» Records supplied:

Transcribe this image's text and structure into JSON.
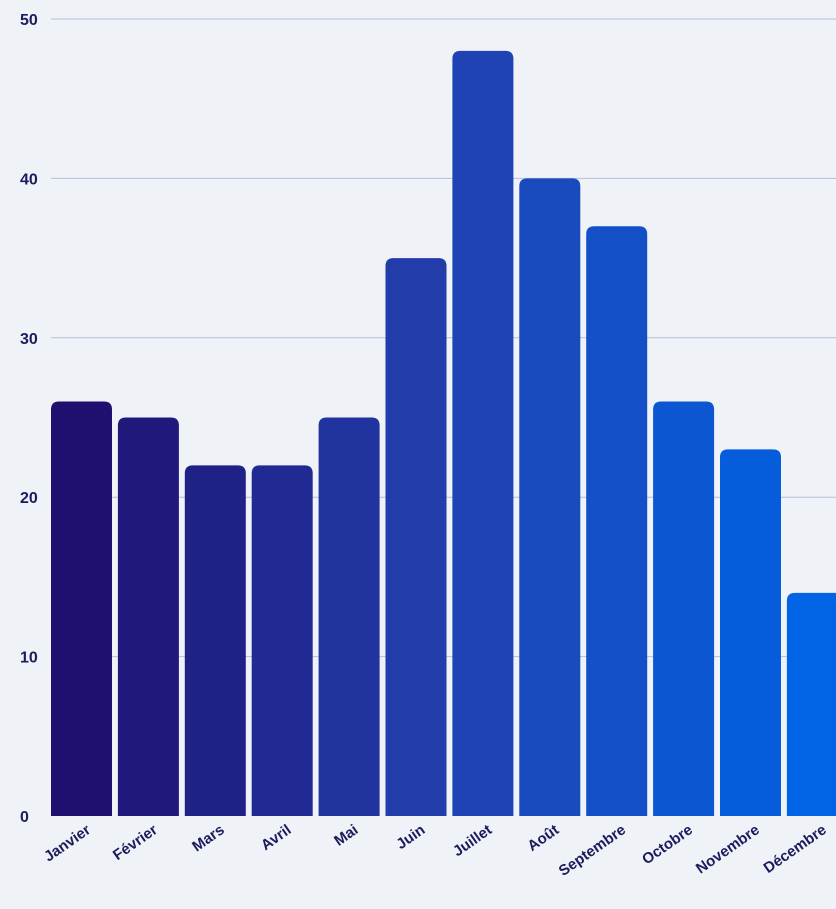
{
  "chart_data": {
    "type": "bar",
    "title": "",
    "xlabel": "",
    "ylabel": "",
    "categories": [
      "Janvier",
      "Février",
      "Mars",
      "Avril",
      "Mai",
      "Juin",
      "Juillet",
      "Août",
      "Septembre",
      "Octobre",
      "Novembre",
      "Décembre"
    ],
    "values": [
      26,
      25,
      22,
      22,
      25,
      35,
      48,
      40,
      37,
      26,
      23,
      14
    ],
    "ylim": [
      0,
      50
    ],
    "yticks": [
      "0",
      "10",
      "20",
      "30",
      "40",
      "50"
    ],
    "grid": true,
    "legend": "none",
    "colors": {
      "background": "#eff2f7",
      "grid": "#b9bed6",
      "text": "#1d1b5e",
      "bar_gradient_start": "#1f0f6f",
      "bar_gradient_mid": "#2240b0",
      "bar_gradient_end": "#0064e4"
    }
  }
}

» Directive:
Go through the listing above and pull out each line containing the word "text".

» Response to the exercise:
Transcribe this image's text and structure into JSON.
      "text": "#1d1b5e",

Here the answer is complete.